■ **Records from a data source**
........
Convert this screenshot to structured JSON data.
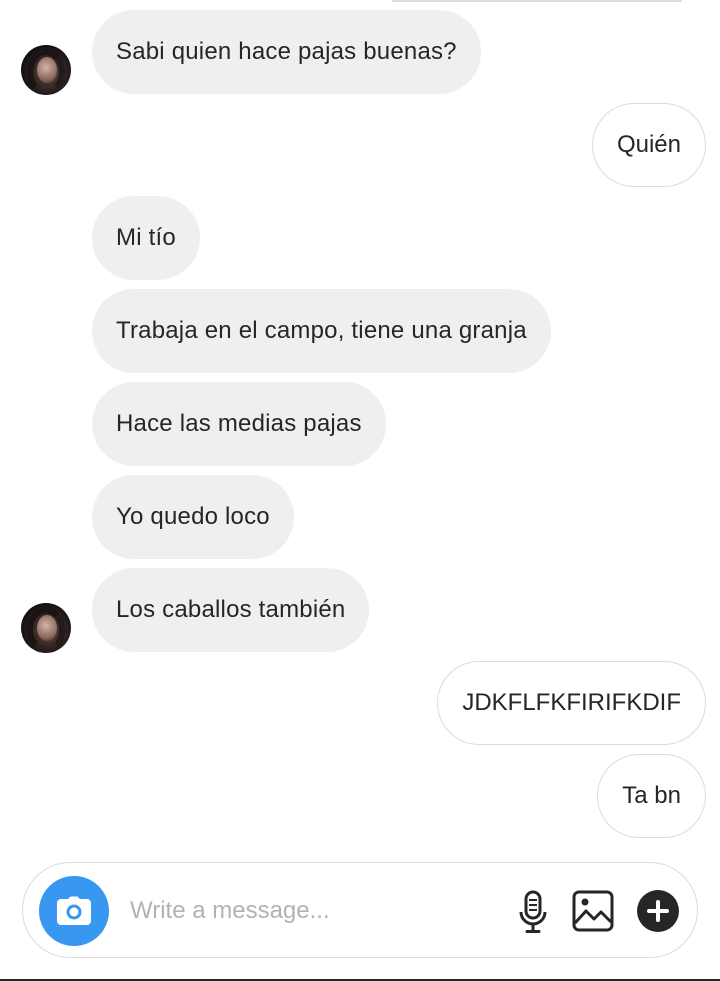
{
  "conversation": {
    "messages": [
      {
        "direction": "in",
        "text": "Sabi quien hace pajas buenas?"
      },
      {
        "direction": "out",
        "text": "Quién"
      },
      {
        "direction": "in",
        "text": "Mi tío"
      },
      {
        "direction": "in",
        "text": "Trabaja en el campo, tiene una granja"
      },
      {
        "direction": "in",
        "text": "Hace las medias pajas"
      },
      {
        "direction": "in",
        "text": "Yo quedo loco"
      },
      {
        "direction": "in",
        "text": "Los caballos también"
      },
      {
        "direction": "out",
        "text": "JDKFLFKFIRIFKDIF"
      },
      {
        "direction": "out",
        "text": "Ta bn"
      }
    ]
  },
  "composer": {
    "placeholder": "Write a message...",
    "value": "",
    "icons": {
      "camera": "camera-icon",
      "mic": "microphone-icon",
      "gallery": "gallery-icon",
      "more": "plus-icon"
    }
  },
  "colors": {
    "incoming_bubble": "#efefef",
    "outgoing_border": "#dbdbdb",
    "camera_button": "#3897f0",
    "text": "#262626",
    "placeholder": "#b2b2b2"
  }
}
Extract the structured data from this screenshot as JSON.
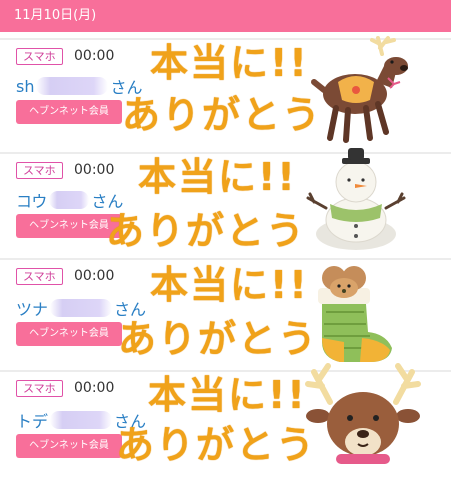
{
  "date_header": "11月10日(月)",
  "badge_label": "スマホ",
  "member_label": "ヘブンネット会員",
  "honorific": "さん",
  "thanks_line1": "本当に!!",
  "thanks_line2": "ありがとう",
  "entries": [
    {
      "time": "00:00",
      "name_prefix": "sh",
      "illustration": "reindeer-icon"
    },
    {
      "time": "00:00",
      "name_prefix": "コウ",
      "illustration": "snowman-icon"
    },
    {
      "time": "00:00",
      "name_prefix": "ツナ",
      "illustration": "stocking-icon"
    },
    {
      "time": "00:00",
      "name_prefix": "トデ",
      "illustration": "reindeer-face-icon"
    }
  ]
}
........
■ **Directive**
Pictures are excluded; repeat every record exactly.

■ **Finished task**
Convert this screenshot to structured JSON data.
{
  "conversation": {
    "messages": [
      {
        "direction": "in",
        "text": "Sabi quien hace pajas buenas?"
      },
      {
        "direction": "out",
        "text": "Quién"
      },
      {
        "direction": "in",
        "text": "Mi tío"
      },
      {
        "direction": "in",
        "text": "Trabaja en el campo, tiene una granja"
      },
      {
        "direction": "in",
        "text": "Hace las medias pajas"
      },
      {
        "direction": "in",
        "text": "Yo quedo loco"
      },
      {
        "direction": "in",
        "text": "Los caballos también"
      },
      {
        "direction": "out",
        "text": "JDKFLFKFIRIFKDIF"
      },
      {
        "direction": "out",
        "text": "Ta bn"
      }
    ]
  },
  "composer": {
    "placeholder": "Write a message...",
    "value": "",
    "icons": {
      "camera": "camera-icon",
      "mic": "microphone-icon",
      "gallery": "gallery-icon",
      "more": "plus-icon"
    }
  },
  "colors": {
    "incoming_bubble": "#efefef",
    "outgoing_border": "#dbdbdb",
    "camera_button": "#3897f0",
    "text": "#262626",
    "placeholder": "#b2b2b2"
  }
}
Extract the structured data from this screenshot as JSON.
{
  "date_header": "11月10日(月)",
  "badge_label": "スマホ",
  "member_label": "ヘブンネット会員",
  "honorific": "さん",
  "thanks_line1": "本当に!!",
  "thanks_line2": "ありがとう",
  "entries": [
    {
      "time": "00:00",
      "name_prefix": "sh",
      "illustration": "reindeer-icon"
    },
    {
      "time": "00:00",
      "name_prefix": "コウ",
      "illustration": "snowman-icon"
    },
    {
      "time": "00:00",
      "name_prefix": "ツナ",
      "illustration": "stocking-icon"
    },
    {
      "time": "00:00",
      "name_prefix": "トデ",
      "illustration": "reindeer-face-icon"
    }
  ]
}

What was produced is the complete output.